TASK OBJECTIVE -> State the number of lines that contain "this", with no other text.

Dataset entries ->
·····
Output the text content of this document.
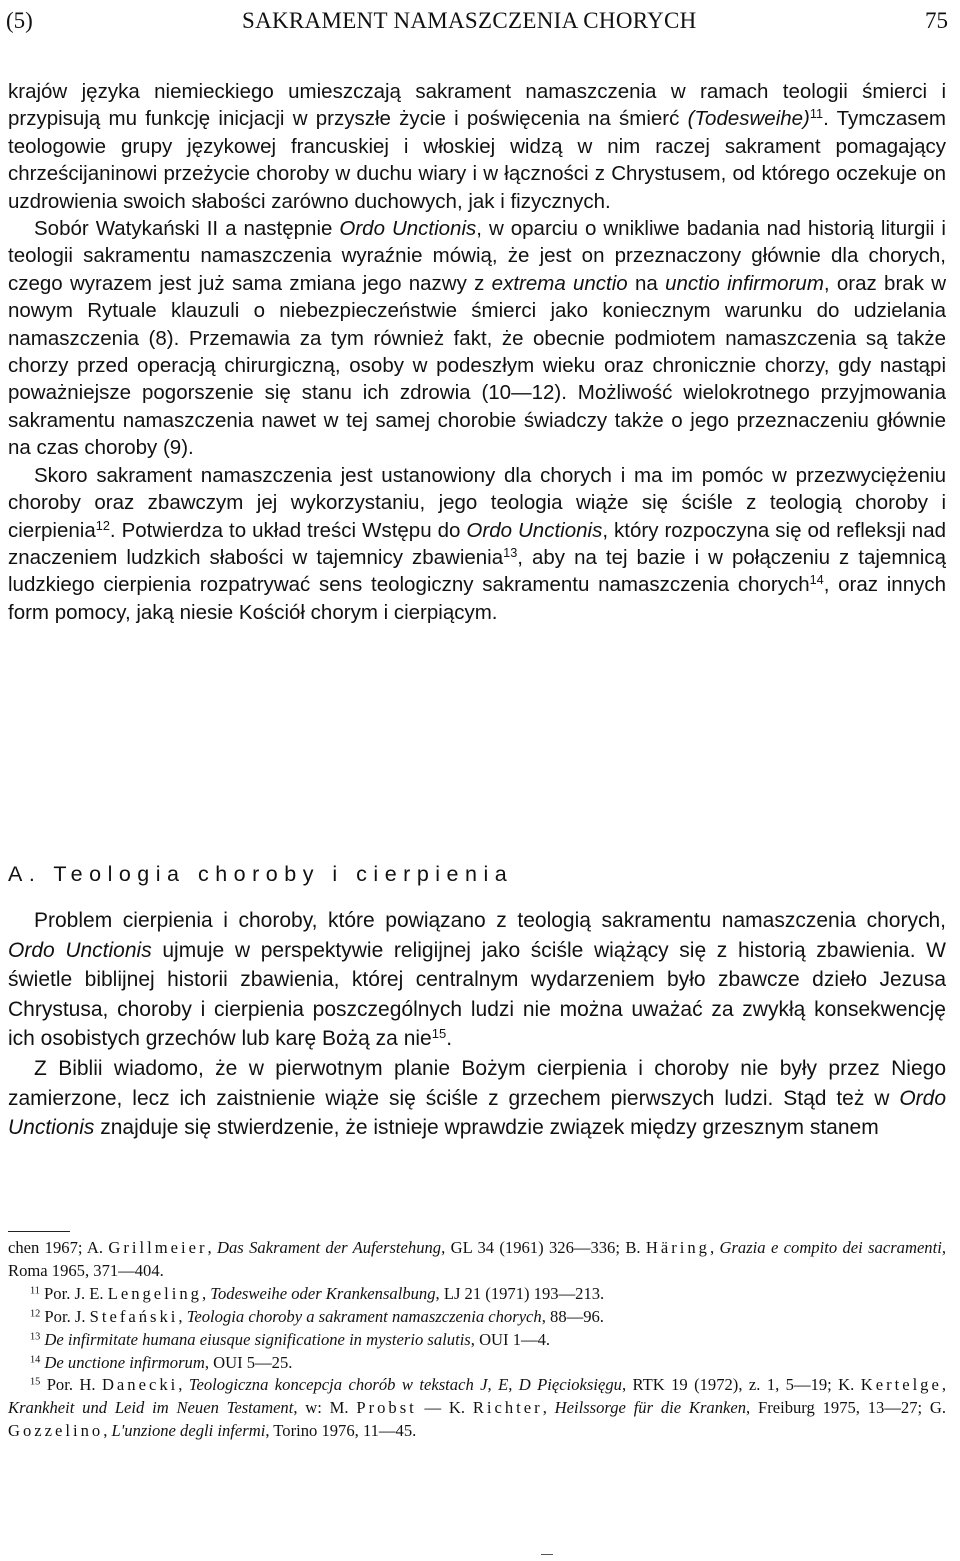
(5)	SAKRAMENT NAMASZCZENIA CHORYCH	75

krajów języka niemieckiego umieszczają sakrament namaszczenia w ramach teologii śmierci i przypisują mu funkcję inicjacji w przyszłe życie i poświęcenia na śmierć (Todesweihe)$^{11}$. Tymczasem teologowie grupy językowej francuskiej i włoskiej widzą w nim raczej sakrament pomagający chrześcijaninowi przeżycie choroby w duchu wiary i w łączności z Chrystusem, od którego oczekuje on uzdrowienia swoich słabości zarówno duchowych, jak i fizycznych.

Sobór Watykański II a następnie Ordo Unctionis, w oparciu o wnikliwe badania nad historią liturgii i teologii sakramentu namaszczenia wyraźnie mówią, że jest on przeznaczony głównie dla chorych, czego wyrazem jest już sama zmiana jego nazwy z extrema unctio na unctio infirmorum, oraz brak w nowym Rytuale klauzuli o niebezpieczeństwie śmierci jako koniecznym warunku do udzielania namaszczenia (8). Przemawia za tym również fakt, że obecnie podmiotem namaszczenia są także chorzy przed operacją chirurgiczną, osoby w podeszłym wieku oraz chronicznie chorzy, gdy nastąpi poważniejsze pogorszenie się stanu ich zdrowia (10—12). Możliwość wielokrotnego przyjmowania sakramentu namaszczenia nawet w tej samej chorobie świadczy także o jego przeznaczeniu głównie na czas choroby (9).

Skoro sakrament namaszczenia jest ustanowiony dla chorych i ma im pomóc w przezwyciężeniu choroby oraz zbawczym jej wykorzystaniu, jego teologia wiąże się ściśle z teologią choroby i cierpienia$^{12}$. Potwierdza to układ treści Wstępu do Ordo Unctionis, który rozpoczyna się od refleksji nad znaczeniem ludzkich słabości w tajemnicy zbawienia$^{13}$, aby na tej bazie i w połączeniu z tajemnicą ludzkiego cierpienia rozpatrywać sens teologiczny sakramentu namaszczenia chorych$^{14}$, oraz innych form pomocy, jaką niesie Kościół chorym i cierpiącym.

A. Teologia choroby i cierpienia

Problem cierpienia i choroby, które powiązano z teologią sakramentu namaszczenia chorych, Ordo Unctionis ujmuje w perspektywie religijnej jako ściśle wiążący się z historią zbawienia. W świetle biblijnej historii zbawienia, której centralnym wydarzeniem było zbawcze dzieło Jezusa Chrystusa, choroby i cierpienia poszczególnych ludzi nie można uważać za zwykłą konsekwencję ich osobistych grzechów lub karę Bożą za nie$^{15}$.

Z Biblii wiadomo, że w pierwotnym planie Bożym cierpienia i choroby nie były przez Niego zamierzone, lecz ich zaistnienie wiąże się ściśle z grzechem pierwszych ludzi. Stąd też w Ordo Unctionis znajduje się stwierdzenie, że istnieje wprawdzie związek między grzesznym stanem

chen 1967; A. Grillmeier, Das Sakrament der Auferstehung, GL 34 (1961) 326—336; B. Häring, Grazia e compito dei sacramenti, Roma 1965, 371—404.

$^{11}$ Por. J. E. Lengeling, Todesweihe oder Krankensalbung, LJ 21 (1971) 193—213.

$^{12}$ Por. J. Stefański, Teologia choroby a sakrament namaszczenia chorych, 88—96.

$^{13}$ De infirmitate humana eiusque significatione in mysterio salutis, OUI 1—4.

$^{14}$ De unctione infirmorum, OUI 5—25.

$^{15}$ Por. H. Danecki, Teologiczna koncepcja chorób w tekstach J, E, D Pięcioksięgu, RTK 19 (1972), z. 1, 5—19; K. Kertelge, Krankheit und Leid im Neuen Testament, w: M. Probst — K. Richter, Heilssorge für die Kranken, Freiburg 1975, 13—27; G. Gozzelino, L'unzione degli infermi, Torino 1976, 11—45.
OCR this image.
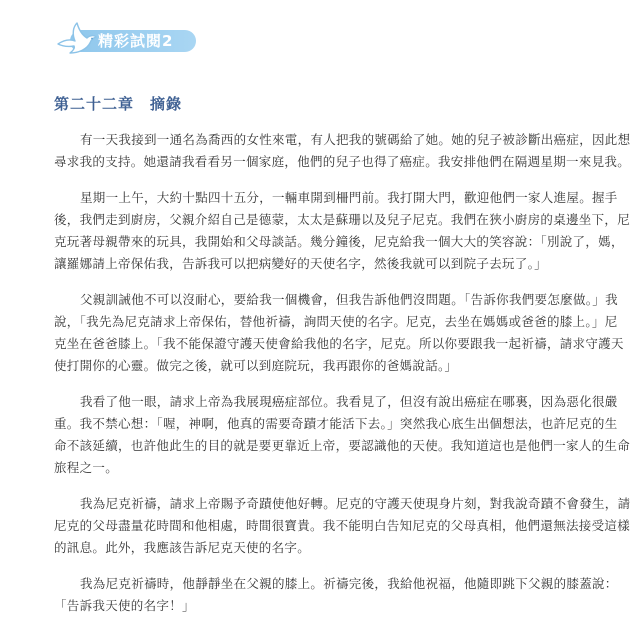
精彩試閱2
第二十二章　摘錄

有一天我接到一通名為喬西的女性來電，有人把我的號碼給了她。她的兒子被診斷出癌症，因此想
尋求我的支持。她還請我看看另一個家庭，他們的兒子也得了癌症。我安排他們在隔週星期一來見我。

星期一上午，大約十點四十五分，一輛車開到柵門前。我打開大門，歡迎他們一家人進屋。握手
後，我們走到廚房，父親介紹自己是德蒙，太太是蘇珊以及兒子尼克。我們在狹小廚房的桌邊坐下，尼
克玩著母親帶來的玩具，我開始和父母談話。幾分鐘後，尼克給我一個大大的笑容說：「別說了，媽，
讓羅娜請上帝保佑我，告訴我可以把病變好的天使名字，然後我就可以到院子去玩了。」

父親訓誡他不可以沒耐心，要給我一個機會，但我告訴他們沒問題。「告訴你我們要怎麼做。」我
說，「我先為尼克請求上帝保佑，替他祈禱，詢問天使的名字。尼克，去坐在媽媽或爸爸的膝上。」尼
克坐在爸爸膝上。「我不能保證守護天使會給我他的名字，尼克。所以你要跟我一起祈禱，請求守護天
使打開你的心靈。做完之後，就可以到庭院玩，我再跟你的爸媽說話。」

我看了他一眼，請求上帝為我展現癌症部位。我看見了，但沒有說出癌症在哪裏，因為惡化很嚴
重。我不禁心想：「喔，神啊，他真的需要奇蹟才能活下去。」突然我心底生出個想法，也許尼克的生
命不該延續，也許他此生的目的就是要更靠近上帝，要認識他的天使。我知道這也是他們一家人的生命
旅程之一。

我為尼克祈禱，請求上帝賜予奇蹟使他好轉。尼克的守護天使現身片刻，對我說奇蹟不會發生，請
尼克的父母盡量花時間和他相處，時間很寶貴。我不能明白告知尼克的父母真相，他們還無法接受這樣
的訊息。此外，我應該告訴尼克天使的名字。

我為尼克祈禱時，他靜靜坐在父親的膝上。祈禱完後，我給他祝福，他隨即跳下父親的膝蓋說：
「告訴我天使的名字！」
·····
THE SOLUTION -> 2